[start of Listed records]
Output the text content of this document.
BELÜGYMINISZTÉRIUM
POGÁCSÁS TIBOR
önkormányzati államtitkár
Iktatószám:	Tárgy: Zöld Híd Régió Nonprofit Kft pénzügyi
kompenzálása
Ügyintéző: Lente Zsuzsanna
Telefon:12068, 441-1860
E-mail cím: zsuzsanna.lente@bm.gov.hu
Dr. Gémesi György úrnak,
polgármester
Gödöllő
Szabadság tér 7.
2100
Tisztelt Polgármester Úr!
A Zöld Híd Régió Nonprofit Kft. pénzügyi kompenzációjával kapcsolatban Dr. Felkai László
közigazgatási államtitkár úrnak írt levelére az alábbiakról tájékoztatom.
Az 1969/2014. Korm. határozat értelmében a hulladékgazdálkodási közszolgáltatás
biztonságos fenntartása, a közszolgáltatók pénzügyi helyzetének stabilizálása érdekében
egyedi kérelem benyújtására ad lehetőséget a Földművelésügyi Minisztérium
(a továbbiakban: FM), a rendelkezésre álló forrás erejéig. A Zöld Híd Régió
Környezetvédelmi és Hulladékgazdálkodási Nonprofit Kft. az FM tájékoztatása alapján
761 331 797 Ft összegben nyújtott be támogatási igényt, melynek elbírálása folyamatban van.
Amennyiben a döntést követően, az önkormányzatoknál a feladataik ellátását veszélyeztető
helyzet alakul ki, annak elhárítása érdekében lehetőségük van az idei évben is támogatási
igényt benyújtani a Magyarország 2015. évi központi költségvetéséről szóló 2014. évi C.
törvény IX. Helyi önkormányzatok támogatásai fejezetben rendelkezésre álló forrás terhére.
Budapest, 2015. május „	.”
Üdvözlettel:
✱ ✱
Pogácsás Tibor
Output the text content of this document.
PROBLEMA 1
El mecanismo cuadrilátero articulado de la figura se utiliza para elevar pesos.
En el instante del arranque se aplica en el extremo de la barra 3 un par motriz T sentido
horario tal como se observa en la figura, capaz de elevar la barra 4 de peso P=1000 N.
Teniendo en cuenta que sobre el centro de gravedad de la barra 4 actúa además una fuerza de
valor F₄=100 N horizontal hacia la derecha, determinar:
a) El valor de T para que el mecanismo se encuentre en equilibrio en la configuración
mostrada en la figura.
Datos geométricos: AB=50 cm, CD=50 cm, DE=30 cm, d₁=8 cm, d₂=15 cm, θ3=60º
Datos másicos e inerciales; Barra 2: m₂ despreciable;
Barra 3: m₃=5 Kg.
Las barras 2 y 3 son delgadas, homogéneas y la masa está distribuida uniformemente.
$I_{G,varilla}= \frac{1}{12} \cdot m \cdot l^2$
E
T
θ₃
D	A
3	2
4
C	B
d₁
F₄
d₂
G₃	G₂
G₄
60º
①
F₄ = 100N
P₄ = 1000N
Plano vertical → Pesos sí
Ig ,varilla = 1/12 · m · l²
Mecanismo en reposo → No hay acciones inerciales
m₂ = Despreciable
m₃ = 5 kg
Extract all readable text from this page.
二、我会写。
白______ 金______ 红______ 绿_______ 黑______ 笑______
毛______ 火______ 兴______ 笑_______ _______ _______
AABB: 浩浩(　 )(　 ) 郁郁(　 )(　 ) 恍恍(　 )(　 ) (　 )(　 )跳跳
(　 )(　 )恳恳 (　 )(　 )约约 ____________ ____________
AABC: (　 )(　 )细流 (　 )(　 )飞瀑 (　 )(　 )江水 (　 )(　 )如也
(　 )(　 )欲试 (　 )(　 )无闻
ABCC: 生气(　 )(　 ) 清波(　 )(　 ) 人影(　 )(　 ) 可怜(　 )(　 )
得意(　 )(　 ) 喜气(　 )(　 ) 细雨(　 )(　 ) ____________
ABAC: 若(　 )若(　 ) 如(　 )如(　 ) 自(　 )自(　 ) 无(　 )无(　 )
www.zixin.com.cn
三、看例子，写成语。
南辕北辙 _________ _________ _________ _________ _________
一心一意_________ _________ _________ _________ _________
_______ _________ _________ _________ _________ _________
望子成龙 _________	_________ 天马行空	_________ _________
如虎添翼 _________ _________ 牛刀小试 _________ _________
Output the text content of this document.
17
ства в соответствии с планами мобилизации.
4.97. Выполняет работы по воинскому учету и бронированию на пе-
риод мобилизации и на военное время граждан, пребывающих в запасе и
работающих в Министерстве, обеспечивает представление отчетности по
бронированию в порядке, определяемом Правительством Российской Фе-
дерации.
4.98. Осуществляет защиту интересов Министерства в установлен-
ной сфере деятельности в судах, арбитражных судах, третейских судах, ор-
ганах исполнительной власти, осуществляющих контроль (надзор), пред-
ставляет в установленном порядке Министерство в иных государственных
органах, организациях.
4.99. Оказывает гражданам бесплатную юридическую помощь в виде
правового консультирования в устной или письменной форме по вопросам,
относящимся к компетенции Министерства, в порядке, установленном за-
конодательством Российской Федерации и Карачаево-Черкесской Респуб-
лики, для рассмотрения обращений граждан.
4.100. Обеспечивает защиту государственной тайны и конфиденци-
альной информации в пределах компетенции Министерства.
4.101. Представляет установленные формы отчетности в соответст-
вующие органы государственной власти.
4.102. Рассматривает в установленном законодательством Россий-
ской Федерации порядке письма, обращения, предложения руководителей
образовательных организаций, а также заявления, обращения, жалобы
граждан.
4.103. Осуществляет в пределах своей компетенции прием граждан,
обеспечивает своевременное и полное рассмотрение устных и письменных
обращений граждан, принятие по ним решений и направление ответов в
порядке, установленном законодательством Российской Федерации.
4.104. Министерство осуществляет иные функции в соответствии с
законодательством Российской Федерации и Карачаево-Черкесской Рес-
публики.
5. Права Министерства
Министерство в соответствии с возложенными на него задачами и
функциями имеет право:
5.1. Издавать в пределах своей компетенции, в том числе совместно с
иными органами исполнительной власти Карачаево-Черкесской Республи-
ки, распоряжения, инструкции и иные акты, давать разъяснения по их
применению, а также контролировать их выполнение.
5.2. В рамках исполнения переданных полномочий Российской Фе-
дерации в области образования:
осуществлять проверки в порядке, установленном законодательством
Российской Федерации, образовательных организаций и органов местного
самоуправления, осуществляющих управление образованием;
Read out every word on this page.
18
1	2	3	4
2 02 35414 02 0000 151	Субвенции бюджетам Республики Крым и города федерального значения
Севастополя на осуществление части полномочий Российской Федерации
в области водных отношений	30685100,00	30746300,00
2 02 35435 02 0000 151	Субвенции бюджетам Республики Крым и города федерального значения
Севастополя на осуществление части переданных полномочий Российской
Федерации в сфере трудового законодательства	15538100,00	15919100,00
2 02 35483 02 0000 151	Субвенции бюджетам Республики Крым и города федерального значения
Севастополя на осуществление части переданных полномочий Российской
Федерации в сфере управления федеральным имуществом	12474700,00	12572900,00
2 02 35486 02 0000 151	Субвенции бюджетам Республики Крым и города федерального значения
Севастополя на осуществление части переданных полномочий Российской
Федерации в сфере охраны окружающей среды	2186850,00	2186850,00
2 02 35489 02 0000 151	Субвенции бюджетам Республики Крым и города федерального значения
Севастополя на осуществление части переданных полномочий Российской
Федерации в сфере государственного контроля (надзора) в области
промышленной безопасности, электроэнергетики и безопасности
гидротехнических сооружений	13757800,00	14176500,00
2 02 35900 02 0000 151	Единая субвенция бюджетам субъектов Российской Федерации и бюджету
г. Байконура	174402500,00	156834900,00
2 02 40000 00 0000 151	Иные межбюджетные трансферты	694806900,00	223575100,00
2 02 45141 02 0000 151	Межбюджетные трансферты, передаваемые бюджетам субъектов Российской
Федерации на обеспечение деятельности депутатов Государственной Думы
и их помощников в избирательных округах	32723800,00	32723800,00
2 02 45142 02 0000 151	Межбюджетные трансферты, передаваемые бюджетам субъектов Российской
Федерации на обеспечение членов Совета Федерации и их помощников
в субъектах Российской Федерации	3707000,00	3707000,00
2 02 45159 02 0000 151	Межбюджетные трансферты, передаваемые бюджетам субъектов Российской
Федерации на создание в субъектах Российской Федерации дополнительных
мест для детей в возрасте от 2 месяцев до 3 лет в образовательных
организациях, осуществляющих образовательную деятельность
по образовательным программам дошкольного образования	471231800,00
[end of Listed records]
§ Given request: Give only the number of lines in the data that hold the word "компетенции".

§ Full solution: 4